◆ REQUIREMENT
Check each line of the listing, and copy it if it contains the word "CRANKING".

◆ DATASET ROWS

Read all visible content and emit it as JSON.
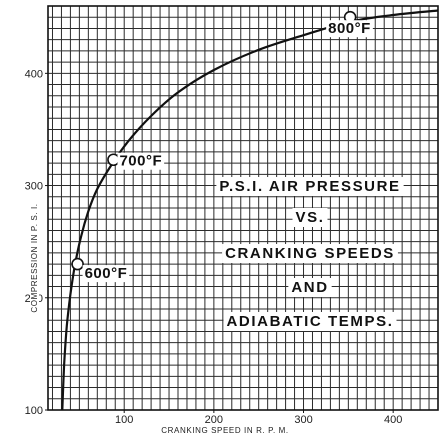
{
  "chart_data": {
    "type": "line",
    "title_lines": [
      "P.S.I. AIR PRESSURE",
      "VS.",
      "CRANKING SPEEDS",
      "AND",
      "ADIABATIC TEMPS."
    ],
    "xlabel": "CRANKING  SPEED  IN  R. P. M.",
    "ylabel": "COMPRESSION  IN  P. S. I.",
    "xlim": [
      15,
      450
    ],
    "ylim": [
      100,
      460
    ],
    "x_ticks": [
      100,
      200,
      300,
      400
    ],
    "x_tick_labels": [
      "100",
      "200",
      "300",
      "400"
    ],
    "y_ticks": [
      100,
      200,
      300,
      400
    ],
    "y_tick_labels": [
      "100",
      "200",
      "300",
      "400"
    ],
    "grid": true,
    "series": [
      {
        "x": [
          31,
          33,
          36,
          40,
          45,
          52,
          60,
          70,
          87,
          105,
          130,
          160,
          200,
          250,
          300,
          352,
          400,
          450
        ],
        "y": [
          100,
          140,
          175,
          203,
          229,
          255,
          277,
          297,
          320,
          340,
          362,
          383,
          403,
          421,
          434,
          446,
          452,
          456
        ]
      }
    ],
    "annotations": [
      {
        "label": "600°F",
        "x": 48,
        "y": 230
      },
      {
        "label": "700°F",
        "x": 88,
        "y": 323
      },
      {
        "label": "800°F",
        "x": 352,
        "y": 450
      }
    ]
  }
}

◆ FULL ANSWER
      "CRANKING SPEEDS",
    "xlabel": "CRANKING  SPEED  IN  R. P. M.",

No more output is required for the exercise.